Check each line of the data for "Argo" and select those that have it.
__________
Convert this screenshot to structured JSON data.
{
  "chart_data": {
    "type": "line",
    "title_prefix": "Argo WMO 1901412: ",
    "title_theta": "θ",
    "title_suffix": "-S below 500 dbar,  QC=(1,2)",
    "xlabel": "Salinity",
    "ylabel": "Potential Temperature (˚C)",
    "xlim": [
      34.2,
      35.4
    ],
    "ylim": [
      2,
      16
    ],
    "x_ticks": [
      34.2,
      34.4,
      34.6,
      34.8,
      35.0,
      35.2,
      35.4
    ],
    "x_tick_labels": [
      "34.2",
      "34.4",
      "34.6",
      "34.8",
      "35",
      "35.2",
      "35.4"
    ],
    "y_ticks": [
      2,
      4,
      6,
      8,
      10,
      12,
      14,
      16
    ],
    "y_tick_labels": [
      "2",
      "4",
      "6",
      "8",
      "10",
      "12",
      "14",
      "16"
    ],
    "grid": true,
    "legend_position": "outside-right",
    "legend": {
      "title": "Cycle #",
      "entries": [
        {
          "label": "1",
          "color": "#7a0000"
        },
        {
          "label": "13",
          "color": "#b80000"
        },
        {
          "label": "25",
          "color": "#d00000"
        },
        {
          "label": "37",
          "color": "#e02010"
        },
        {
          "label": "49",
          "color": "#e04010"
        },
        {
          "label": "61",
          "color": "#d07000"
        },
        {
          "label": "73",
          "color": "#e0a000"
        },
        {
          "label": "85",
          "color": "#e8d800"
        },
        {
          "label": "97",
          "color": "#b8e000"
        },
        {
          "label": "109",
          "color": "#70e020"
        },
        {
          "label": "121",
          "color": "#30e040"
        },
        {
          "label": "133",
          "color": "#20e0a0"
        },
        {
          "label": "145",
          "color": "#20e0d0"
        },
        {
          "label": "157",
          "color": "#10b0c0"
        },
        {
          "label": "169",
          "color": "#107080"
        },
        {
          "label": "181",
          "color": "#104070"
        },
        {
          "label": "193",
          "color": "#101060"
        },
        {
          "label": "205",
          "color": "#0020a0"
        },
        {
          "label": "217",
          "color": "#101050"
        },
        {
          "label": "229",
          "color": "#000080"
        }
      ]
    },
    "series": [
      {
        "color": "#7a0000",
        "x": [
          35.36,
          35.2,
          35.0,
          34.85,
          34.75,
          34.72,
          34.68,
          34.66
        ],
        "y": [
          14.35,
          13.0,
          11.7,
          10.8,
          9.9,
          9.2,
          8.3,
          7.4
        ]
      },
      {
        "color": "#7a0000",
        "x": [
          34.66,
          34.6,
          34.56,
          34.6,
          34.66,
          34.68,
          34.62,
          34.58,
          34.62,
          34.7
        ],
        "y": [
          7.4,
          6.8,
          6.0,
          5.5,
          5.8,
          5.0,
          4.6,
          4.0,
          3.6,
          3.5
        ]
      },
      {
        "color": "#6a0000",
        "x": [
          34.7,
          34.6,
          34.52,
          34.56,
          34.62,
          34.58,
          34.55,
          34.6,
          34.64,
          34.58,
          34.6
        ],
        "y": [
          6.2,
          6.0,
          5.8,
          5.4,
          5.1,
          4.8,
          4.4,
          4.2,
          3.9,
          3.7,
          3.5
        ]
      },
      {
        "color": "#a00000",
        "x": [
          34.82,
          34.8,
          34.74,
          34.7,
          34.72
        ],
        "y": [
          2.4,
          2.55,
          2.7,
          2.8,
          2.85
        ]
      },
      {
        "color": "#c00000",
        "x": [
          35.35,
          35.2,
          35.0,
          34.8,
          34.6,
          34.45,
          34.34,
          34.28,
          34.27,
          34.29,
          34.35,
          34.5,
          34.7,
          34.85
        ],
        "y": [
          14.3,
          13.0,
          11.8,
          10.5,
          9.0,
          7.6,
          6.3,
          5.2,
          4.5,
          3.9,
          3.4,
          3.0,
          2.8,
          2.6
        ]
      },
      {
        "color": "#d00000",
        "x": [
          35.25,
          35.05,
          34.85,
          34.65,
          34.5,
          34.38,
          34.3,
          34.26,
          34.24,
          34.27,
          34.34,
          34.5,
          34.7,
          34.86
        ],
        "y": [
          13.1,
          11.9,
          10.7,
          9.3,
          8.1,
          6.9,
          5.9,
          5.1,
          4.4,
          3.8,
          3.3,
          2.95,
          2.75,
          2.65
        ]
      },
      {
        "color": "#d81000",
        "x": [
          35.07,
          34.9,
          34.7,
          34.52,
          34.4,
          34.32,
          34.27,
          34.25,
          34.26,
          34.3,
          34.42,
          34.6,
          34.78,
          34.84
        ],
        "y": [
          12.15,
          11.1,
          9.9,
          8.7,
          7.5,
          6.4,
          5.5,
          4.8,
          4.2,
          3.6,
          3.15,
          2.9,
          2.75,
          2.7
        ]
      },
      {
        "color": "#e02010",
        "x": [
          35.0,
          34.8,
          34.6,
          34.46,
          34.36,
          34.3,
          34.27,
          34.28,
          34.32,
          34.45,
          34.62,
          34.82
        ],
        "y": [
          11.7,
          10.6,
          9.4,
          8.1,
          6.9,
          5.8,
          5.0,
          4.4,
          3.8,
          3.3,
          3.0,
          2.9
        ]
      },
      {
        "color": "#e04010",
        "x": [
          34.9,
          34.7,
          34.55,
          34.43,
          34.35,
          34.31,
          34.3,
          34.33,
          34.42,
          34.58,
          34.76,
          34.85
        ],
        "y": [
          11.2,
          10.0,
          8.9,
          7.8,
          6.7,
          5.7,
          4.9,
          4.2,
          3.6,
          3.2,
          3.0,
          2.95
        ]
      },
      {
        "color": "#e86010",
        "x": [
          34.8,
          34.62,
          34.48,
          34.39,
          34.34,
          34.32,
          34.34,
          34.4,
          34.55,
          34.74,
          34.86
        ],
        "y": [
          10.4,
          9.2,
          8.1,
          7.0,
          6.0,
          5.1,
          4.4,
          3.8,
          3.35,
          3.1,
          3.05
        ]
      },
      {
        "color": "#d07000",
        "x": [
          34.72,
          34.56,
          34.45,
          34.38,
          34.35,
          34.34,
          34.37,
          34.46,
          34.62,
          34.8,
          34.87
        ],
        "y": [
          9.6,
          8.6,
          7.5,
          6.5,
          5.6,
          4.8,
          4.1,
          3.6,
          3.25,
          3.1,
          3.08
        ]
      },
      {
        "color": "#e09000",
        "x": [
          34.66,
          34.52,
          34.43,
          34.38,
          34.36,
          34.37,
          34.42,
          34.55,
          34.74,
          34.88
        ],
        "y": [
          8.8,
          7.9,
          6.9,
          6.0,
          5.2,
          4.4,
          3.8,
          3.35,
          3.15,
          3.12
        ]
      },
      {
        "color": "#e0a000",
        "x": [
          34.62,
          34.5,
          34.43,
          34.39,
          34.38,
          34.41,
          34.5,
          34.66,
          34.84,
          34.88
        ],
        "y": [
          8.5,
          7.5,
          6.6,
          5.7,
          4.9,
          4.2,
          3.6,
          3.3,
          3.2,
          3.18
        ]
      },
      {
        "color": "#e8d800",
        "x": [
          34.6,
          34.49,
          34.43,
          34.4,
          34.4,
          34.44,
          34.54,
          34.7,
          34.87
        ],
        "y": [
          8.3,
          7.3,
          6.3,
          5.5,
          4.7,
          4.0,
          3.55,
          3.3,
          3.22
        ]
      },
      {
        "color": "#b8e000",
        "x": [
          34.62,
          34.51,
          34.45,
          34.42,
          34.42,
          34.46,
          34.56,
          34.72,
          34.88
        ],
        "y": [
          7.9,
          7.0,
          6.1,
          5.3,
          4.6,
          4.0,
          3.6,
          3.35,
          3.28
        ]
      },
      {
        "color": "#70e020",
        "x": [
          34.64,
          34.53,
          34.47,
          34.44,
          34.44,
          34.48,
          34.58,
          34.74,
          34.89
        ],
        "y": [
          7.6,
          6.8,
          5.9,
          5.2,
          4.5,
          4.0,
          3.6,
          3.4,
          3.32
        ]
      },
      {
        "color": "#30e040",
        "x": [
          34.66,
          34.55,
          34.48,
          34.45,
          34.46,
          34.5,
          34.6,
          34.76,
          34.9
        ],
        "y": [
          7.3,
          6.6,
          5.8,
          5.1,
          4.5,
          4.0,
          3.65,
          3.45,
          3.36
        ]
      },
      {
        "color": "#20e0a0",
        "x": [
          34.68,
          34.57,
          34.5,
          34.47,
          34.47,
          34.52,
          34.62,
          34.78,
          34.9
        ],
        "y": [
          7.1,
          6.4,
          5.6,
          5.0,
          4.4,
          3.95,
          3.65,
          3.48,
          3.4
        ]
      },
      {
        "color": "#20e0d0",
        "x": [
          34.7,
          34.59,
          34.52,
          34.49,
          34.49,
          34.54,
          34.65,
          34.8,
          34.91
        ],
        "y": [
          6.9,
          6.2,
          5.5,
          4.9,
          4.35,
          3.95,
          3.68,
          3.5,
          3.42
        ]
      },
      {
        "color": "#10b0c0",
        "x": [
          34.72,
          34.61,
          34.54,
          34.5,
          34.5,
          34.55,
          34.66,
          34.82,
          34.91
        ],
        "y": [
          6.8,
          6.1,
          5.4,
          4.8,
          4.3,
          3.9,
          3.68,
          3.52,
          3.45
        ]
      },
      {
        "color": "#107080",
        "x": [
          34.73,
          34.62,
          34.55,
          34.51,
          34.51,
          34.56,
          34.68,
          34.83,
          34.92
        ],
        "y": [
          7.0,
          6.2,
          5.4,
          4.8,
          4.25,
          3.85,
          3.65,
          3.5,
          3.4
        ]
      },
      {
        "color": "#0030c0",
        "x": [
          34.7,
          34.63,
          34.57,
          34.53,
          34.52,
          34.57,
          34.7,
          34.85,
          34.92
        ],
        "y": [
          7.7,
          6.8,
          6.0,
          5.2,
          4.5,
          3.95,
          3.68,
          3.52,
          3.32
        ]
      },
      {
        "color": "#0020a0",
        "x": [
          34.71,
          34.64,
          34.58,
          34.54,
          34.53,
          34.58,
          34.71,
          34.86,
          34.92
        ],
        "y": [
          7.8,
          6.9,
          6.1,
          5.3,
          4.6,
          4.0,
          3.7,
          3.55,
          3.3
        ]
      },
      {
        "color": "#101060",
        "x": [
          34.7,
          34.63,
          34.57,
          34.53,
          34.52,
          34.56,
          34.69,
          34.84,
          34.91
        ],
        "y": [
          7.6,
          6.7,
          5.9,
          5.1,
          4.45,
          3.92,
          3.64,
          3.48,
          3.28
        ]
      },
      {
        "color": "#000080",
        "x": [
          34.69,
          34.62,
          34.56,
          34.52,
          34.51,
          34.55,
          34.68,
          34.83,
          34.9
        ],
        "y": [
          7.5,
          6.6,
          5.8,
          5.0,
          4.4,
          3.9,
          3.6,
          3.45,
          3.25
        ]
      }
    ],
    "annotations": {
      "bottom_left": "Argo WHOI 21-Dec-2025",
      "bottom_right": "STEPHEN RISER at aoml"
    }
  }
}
__________
• _Written response_:
    "title_prefix": "Argo WMO 1901412: ",
      "bottom_left": "Argo WHOI 21-Dec-2025",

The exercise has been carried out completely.